The records that follow are to be repeated exactly, with the pictures removed.

Stored records
──────

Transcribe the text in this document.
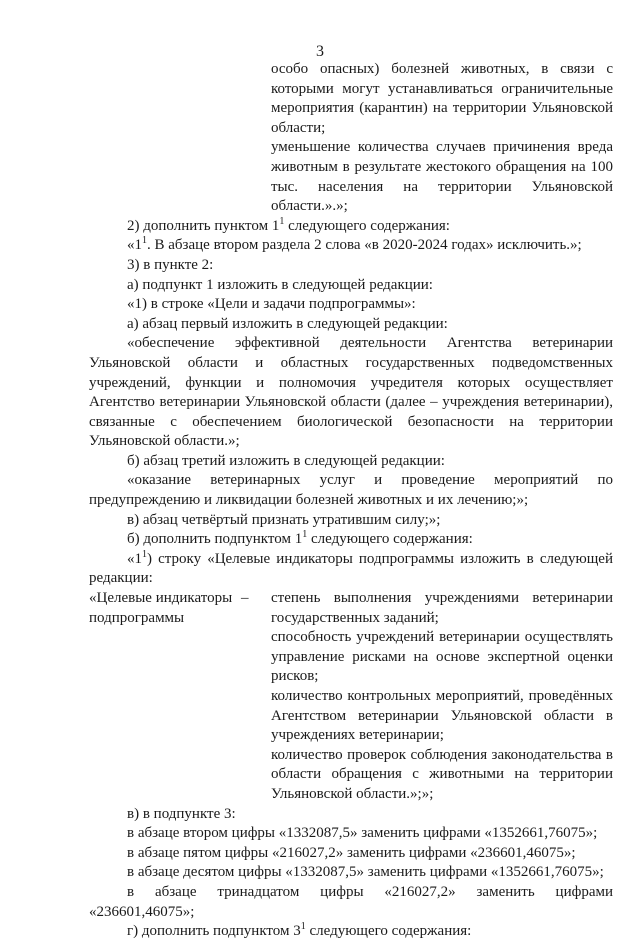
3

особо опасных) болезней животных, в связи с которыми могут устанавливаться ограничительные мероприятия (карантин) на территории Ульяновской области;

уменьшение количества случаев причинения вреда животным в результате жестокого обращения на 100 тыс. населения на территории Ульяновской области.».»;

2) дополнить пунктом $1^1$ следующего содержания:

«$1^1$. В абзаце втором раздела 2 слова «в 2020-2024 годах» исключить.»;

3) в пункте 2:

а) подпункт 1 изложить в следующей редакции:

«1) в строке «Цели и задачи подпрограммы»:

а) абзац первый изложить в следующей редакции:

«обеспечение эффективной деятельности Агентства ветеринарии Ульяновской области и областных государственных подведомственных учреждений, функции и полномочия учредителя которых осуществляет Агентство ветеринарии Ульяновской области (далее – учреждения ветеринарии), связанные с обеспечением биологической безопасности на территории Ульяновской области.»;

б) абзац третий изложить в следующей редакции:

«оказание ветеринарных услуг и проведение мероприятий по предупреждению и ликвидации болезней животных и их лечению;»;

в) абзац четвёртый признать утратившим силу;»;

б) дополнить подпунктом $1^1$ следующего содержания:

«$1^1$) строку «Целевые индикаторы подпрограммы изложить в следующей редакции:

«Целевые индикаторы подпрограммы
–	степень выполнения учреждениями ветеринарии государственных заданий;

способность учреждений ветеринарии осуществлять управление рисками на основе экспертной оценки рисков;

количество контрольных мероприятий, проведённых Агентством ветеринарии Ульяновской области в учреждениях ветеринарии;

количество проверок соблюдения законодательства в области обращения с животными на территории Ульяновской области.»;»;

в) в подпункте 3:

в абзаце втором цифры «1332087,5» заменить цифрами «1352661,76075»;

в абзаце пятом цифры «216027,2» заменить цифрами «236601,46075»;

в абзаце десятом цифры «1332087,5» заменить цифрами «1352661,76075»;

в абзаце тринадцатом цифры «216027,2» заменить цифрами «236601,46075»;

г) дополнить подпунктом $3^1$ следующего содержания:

──────

Response for this exercise |
Transcribe the text in this document.
3

особо опасных) болезней животных, в связи с которыми могут устанавливаться ограничительные мероприятия (карантин) на территории Ульяновской области;

уменьшение количества случаев причинения вреда животным в результате жестокого обращения на 100 тыс. населения на территории Ульяновской области.».»;

2) дополнить пунктом $1^1$ следующего содержания:

«$1^1$. В абзаце втором раздела 2 слова «в 2020-2024 годах» исключить.»;

3) в пункте 2:

а) подпункт 1 изложить в следующей редакции:

«1) в строке «Цели и задачи подпрограммы»:

а) абзац первый изложить в следующей редакции:

«обеспечение эффективной деятельности Агентства ветеринарии Ульяновской области и областных государственных подведомственных учреждений, функции и полномочия учредителя которых осуществляет Агентство ветеринарии Ульяновской области (далее – учреждения ветеринарии), связанные с обеспечением биологической безопасности на территории Ульяновской области.»;

б) абзац третий изложить в следующей редакции:

«оказание ветеринарных услуг и проведение мероприятий по предупреждению и ликвидации болезней животных и их лечению;»;

в) абзац четвёртый признать утратившим силу;»;

б) дополнить подпунктом $1^1$ следующего содержания:

«$1^1$) строку «Целевые индикаторы подпрограммы изложить в следующей редакции:

«Целевые индикаторы подпрограммы
–	степень выполнения учреждениями ветеринарии государственных заданий;

способность учреждений ветеринарии осуществлять управление рисками на основе экспертной оценки рисков;

количество контрольных мероприятий, проведённых Агентством ветеринарии Ульяновской области в учреждениях ветеринарии;

количество проверок соблюдения законодательства в области обращения с животными на территории Ульяновской области.»;»;

в) в подпункте 3:

в абзаце втором цифры «1332087,5» заменить цифрами «1352661,76075»;

в абзаце пятом цифры «216027,2» заменить цифрами «236601,46075»;

в абзаце десятом цифры «1332087,5» заменить цифрами «1352661,76075»;

в абзаце тринадцатом цифры «216027,2» заменить цифрами «236601,46075»;

г) дополнить подпунктом $3^1$ следующего содержания:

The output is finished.